SUPPLIED DATA:
= = =

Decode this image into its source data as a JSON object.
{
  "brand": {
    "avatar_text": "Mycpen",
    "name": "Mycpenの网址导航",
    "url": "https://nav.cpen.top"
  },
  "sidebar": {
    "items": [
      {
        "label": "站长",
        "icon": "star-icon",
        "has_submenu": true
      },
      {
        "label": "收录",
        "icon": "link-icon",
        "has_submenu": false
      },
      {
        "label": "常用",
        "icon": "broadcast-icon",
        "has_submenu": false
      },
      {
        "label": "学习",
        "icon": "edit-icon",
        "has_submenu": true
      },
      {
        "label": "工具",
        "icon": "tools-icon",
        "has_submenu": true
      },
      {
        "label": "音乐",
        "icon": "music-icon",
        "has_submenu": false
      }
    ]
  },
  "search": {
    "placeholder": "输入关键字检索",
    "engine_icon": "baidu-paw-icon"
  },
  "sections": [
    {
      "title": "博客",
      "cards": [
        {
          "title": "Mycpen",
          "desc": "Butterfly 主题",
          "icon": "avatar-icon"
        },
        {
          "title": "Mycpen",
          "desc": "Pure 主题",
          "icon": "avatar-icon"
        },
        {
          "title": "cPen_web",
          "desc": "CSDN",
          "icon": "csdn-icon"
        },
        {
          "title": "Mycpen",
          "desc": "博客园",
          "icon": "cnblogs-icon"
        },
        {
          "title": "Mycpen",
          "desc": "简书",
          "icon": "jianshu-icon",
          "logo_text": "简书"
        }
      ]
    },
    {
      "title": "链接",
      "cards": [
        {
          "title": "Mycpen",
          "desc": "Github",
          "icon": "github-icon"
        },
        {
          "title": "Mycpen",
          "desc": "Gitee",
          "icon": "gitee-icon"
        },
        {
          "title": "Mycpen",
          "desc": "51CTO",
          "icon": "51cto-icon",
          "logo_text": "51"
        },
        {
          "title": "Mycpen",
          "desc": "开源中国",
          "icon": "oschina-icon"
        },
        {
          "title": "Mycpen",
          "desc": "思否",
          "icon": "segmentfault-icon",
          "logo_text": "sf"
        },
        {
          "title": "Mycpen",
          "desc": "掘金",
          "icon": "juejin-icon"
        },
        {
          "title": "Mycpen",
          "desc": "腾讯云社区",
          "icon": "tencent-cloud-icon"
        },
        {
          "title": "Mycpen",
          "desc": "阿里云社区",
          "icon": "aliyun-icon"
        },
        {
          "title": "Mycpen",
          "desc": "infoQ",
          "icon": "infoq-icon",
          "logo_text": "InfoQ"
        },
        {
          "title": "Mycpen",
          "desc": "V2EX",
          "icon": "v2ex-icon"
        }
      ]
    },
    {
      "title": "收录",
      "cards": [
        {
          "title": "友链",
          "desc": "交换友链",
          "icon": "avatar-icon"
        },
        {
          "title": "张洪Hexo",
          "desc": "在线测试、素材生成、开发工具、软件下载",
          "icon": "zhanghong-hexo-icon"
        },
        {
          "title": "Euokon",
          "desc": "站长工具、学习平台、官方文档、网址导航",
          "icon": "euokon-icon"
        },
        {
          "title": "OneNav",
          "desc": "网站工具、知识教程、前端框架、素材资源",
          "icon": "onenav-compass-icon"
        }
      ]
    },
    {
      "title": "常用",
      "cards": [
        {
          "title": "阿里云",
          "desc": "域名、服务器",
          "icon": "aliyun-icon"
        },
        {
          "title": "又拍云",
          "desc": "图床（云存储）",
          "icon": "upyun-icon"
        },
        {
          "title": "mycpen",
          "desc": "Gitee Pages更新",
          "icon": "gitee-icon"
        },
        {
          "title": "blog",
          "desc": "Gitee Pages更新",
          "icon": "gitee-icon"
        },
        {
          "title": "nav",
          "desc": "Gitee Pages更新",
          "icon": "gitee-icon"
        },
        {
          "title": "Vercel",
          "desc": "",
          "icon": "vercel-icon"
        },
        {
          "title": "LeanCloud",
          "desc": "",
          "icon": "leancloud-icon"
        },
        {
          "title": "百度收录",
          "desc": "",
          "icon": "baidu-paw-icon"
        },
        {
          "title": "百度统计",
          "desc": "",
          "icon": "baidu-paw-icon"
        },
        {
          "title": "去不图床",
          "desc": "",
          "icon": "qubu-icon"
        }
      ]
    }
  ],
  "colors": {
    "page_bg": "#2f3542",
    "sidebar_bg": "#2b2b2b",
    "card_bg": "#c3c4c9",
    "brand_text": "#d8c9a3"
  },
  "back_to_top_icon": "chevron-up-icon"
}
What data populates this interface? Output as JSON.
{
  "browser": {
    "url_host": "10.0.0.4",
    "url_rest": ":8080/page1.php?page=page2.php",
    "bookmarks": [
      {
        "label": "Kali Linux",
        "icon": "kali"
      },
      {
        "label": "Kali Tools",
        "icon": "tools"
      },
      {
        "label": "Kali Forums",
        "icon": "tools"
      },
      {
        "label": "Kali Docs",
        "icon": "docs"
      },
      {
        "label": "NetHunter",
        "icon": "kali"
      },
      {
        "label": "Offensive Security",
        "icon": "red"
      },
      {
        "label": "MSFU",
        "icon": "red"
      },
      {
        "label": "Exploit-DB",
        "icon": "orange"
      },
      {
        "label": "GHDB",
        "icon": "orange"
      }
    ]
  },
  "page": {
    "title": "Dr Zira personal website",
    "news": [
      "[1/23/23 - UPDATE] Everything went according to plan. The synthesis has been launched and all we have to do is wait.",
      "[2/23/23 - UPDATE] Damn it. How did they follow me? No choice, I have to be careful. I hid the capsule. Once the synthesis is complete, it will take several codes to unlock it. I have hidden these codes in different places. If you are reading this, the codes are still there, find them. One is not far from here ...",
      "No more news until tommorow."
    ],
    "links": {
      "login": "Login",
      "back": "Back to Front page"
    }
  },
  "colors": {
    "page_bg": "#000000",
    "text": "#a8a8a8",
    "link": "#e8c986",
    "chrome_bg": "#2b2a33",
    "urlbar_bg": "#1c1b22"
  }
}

= = =

Filter the records above and return every line that holds the word "JSON".

Decode this image into its source data as a JSON object.
What data populates this interface? Output as JSON.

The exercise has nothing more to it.